▶ _Problem description_
Lines containing the word "change" are the ones to copy from the records below.

▶ _Materials provided_
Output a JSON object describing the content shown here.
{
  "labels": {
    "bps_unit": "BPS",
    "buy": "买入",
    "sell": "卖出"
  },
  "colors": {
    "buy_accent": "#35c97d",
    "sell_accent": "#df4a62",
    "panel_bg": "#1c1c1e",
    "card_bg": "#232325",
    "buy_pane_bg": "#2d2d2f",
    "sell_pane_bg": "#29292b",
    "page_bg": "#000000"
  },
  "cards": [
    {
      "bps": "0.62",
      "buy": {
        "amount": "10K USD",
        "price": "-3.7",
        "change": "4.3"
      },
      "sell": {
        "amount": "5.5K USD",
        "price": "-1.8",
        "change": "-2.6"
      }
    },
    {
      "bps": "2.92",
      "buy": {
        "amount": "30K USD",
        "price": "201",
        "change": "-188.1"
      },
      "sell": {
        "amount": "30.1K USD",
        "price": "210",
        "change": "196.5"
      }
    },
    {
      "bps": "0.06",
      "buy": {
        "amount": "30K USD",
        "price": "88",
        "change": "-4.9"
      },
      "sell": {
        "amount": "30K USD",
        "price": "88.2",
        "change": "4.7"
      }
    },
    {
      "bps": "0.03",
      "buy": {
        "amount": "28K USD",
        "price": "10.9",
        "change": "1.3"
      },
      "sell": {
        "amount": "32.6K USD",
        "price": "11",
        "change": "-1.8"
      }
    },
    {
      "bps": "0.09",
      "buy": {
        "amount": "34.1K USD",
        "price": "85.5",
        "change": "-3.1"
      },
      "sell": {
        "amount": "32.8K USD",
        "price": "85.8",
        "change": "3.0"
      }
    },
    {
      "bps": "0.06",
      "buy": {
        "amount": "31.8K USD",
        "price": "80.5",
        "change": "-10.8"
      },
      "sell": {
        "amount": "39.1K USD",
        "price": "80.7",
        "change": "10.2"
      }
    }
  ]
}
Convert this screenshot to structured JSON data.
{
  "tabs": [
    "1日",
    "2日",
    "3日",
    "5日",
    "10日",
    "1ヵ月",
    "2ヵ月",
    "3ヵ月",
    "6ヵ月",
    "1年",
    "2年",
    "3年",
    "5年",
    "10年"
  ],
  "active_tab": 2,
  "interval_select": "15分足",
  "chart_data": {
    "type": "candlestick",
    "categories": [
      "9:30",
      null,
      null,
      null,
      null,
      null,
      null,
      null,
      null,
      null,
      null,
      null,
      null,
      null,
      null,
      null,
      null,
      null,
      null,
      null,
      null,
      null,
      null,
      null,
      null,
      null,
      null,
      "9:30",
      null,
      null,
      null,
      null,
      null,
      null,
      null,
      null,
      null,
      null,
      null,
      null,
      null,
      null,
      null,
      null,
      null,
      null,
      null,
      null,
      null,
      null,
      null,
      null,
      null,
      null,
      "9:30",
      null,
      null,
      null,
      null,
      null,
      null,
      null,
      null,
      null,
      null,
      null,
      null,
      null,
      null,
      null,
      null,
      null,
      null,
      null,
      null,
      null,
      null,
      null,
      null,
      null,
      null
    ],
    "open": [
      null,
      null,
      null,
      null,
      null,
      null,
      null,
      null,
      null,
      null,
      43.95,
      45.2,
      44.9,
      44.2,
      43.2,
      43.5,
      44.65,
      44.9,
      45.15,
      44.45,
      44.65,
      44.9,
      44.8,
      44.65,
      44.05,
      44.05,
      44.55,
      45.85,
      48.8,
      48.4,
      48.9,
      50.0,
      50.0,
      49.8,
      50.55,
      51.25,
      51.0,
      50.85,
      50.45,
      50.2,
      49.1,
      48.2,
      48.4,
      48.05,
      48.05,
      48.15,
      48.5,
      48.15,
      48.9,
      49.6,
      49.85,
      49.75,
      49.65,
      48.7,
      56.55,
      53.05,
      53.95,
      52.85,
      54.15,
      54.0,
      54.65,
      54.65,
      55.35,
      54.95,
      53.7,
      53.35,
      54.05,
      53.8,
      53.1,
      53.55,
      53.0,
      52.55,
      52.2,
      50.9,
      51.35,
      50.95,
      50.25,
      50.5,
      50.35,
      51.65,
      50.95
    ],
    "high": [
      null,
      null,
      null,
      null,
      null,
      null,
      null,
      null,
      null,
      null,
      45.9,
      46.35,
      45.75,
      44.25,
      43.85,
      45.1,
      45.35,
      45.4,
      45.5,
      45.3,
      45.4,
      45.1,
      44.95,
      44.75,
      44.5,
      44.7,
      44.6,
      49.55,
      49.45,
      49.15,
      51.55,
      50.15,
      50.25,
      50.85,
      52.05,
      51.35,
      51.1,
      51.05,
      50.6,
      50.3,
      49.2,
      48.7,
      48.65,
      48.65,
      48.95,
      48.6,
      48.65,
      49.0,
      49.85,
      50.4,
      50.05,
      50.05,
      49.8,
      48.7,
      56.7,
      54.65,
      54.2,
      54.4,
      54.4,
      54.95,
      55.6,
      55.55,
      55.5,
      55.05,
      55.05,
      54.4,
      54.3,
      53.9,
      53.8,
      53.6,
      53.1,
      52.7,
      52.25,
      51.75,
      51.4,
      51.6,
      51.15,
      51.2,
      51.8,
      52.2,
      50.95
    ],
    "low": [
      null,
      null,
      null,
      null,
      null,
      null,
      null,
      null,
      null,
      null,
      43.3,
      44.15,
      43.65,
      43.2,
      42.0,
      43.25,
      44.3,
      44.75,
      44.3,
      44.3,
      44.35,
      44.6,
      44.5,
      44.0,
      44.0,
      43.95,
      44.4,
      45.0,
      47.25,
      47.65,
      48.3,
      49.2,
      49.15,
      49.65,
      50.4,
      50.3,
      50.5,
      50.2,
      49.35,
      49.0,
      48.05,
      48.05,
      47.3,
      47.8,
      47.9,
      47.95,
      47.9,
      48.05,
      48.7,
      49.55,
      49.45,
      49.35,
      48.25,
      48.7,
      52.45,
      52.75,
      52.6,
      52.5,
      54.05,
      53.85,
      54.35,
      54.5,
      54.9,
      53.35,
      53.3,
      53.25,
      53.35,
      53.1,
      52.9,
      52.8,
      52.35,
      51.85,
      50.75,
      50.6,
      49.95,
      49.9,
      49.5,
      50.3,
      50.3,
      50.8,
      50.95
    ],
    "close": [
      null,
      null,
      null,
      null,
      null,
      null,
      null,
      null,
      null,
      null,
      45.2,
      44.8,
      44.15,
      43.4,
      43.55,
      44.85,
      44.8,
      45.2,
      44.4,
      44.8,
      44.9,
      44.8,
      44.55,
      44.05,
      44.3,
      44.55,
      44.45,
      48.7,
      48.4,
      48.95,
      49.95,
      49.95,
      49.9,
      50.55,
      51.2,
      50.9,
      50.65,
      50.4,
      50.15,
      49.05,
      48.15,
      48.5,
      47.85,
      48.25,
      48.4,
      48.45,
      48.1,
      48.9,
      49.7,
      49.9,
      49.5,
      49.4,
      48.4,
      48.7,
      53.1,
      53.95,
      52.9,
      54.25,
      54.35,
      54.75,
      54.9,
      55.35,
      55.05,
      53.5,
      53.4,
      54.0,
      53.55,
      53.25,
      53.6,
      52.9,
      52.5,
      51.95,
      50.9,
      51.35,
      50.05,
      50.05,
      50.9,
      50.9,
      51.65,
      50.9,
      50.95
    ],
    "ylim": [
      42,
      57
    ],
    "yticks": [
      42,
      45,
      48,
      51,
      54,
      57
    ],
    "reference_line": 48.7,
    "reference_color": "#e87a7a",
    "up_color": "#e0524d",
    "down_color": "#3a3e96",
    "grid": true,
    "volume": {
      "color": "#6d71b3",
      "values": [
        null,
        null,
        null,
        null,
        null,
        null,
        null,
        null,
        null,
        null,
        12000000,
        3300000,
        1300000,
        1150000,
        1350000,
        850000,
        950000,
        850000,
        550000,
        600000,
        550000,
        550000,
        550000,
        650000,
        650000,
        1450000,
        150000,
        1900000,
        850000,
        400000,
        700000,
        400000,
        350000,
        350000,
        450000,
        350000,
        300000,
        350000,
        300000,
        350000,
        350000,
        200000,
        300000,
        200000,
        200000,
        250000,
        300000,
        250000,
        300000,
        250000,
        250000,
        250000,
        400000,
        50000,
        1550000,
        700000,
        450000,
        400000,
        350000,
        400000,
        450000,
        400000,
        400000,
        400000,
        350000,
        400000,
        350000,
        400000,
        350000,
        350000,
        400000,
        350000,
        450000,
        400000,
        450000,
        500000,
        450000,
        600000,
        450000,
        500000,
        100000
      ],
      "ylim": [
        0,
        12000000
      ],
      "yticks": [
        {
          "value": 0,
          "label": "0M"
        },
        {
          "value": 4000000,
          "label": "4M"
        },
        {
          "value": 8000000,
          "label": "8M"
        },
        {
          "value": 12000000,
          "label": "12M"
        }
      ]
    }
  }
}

▶ _Answer to this task_
        "change": "4.3"
        "change": "-2.6"
        "change": "-188.1"
        "change": "196.5"
        "change": "-4.9"
        "change": "4.7"
        "change": "1.3"
        "change": "-1.8"
        "change": "-3.1"
        "change": "3.0"
        "change": "-10.8"
        "change": "10.2"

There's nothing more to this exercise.